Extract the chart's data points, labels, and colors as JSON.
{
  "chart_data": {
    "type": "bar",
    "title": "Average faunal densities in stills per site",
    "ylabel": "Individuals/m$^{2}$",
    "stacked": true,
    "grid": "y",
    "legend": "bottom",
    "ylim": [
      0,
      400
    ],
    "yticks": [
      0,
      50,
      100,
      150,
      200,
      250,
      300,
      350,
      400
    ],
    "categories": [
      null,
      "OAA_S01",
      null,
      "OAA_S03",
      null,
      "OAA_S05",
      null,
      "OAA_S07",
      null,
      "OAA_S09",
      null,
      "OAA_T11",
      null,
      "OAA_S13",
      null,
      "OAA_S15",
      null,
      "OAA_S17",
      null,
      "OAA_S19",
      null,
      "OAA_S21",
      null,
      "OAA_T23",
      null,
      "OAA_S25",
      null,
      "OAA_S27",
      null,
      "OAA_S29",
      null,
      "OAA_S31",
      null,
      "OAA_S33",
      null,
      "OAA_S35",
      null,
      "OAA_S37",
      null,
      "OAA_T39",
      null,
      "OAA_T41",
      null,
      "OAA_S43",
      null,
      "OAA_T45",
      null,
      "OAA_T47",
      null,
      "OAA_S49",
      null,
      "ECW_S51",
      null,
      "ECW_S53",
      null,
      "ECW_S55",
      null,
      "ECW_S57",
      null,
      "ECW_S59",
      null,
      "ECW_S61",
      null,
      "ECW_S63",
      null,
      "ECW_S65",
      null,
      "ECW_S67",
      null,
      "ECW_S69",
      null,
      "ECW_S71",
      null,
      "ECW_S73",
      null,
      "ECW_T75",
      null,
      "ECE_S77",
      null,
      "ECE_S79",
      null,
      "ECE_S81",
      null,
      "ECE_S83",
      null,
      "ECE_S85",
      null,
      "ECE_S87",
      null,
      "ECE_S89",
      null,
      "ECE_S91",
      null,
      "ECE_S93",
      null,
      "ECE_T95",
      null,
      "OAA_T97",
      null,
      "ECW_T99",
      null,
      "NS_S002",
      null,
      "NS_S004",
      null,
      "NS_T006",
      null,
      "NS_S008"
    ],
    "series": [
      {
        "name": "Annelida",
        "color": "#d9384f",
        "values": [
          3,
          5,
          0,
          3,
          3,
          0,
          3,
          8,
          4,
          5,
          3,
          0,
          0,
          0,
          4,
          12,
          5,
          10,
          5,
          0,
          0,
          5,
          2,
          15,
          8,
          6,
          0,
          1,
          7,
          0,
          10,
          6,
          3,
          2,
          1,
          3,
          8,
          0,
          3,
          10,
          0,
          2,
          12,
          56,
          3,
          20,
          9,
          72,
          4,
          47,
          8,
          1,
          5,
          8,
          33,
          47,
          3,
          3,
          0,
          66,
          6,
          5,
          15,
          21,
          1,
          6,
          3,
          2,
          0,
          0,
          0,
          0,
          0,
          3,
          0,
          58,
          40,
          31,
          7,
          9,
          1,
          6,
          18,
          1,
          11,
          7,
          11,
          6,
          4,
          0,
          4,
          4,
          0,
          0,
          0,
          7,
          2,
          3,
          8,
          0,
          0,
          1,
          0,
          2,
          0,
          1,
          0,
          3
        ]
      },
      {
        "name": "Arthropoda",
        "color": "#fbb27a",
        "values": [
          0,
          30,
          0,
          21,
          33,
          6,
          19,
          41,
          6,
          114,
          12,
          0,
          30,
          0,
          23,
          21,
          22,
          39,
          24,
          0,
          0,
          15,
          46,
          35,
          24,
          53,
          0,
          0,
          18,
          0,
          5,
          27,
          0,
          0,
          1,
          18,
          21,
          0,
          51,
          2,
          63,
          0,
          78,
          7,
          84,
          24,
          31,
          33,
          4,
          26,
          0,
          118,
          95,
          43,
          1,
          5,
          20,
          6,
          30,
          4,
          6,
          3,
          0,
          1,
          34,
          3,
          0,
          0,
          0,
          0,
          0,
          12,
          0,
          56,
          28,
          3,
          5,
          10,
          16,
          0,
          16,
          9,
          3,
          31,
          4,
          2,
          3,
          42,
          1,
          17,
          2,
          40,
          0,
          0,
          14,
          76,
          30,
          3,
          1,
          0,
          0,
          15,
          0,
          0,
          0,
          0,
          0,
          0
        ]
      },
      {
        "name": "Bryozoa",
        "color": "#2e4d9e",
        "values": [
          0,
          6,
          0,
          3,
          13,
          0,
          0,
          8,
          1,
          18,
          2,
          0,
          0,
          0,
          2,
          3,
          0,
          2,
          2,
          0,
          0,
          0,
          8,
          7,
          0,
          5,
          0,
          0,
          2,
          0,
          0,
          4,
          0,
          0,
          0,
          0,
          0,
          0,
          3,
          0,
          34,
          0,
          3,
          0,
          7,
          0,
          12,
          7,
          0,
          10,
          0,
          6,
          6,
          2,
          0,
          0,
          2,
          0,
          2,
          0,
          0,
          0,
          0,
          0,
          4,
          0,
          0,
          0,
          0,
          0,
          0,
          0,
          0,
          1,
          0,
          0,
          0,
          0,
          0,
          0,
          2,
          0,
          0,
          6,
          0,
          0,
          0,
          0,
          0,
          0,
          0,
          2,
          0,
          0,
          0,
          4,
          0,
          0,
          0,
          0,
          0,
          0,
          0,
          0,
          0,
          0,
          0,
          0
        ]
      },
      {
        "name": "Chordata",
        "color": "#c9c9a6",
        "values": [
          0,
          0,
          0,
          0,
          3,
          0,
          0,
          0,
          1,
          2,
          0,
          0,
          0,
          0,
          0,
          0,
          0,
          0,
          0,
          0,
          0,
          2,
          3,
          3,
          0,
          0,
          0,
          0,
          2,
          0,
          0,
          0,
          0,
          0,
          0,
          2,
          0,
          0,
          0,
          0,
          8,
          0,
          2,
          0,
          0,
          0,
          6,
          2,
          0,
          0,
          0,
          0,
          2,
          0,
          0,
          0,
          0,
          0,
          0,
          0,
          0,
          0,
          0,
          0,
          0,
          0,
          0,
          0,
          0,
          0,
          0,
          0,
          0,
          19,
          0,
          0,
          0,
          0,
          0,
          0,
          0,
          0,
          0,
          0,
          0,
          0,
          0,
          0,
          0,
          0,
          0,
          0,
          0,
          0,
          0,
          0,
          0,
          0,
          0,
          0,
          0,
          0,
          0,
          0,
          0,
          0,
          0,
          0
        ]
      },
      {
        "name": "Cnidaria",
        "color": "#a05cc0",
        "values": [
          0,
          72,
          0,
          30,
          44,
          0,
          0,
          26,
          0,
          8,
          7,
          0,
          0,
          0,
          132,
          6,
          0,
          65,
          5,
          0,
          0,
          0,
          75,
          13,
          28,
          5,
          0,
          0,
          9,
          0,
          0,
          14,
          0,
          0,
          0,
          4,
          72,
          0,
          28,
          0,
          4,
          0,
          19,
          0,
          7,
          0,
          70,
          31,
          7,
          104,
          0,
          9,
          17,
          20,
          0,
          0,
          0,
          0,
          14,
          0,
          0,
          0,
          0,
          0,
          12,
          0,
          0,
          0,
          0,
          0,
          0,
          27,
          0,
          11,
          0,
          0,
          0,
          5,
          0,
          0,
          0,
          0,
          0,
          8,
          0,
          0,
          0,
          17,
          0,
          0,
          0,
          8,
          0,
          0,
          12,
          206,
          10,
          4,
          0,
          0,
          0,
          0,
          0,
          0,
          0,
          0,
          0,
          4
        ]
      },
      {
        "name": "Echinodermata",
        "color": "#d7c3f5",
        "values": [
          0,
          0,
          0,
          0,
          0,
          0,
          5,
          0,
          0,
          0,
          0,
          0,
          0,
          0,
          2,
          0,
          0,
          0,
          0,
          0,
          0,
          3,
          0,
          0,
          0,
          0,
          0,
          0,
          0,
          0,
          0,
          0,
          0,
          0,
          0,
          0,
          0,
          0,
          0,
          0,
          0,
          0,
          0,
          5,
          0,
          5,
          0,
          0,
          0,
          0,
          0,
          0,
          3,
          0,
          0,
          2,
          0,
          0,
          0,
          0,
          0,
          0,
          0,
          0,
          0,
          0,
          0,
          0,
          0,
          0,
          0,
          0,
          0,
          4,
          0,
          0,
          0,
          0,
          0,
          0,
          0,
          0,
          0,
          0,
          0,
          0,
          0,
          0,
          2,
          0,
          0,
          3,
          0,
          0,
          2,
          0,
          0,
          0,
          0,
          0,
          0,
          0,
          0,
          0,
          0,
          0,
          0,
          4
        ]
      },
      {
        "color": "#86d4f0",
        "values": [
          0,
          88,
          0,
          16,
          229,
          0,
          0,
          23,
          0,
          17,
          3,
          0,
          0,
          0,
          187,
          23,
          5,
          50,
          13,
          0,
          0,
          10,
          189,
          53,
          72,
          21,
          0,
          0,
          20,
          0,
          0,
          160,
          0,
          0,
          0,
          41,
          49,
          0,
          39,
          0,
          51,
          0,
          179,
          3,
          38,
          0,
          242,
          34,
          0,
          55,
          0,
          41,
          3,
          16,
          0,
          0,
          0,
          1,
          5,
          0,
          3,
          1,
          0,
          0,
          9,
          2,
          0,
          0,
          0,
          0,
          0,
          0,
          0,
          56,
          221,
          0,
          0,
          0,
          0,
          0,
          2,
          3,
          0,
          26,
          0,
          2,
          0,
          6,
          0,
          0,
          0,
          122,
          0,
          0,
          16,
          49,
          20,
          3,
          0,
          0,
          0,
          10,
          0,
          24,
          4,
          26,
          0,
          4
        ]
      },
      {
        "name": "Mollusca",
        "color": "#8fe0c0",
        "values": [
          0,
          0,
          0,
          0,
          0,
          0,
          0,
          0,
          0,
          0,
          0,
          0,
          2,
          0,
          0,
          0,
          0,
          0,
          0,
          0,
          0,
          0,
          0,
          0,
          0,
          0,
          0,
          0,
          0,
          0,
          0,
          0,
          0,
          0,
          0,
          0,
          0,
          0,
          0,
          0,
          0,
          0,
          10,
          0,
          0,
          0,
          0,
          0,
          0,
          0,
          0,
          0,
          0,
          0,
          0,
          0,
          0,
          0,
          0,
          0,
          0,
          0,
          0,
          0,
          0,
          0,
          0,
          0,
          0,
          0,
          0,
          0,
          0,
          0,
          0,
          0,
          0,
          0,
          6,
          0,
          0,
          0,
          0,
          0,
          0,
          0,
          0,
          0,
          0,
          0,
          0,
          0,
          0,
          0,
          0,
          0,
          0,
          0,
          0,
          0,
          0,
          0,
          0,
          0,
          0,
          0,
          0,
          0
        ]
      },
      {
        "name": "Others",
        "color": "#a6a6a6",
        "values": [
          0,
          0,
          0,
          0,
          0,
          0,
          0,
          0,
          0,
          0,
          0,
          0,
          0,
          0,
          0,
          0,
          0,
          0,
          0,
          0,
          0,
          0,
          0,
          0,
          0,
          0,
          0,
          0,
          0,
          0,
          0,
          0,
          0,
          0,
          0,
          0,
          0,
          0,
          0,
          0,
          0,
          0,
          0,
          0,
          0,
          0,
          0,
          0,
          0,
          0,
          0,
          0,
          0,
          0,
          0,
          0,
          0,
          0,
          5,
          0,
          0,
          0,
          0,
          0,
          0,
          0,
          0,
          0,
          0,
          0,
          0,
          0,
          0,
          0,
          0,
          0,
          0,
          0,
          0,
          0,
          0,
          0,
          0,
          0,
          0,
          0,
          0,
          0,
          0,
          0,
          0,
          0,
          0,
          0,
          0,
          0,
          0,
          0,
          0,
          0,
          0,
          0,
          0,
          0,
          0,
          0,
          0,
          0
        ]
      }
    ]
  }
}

※ ※ ※

Give only the count of lines in which the string "name" appears.

* SOLUTION FOR THIS EXERCISE
8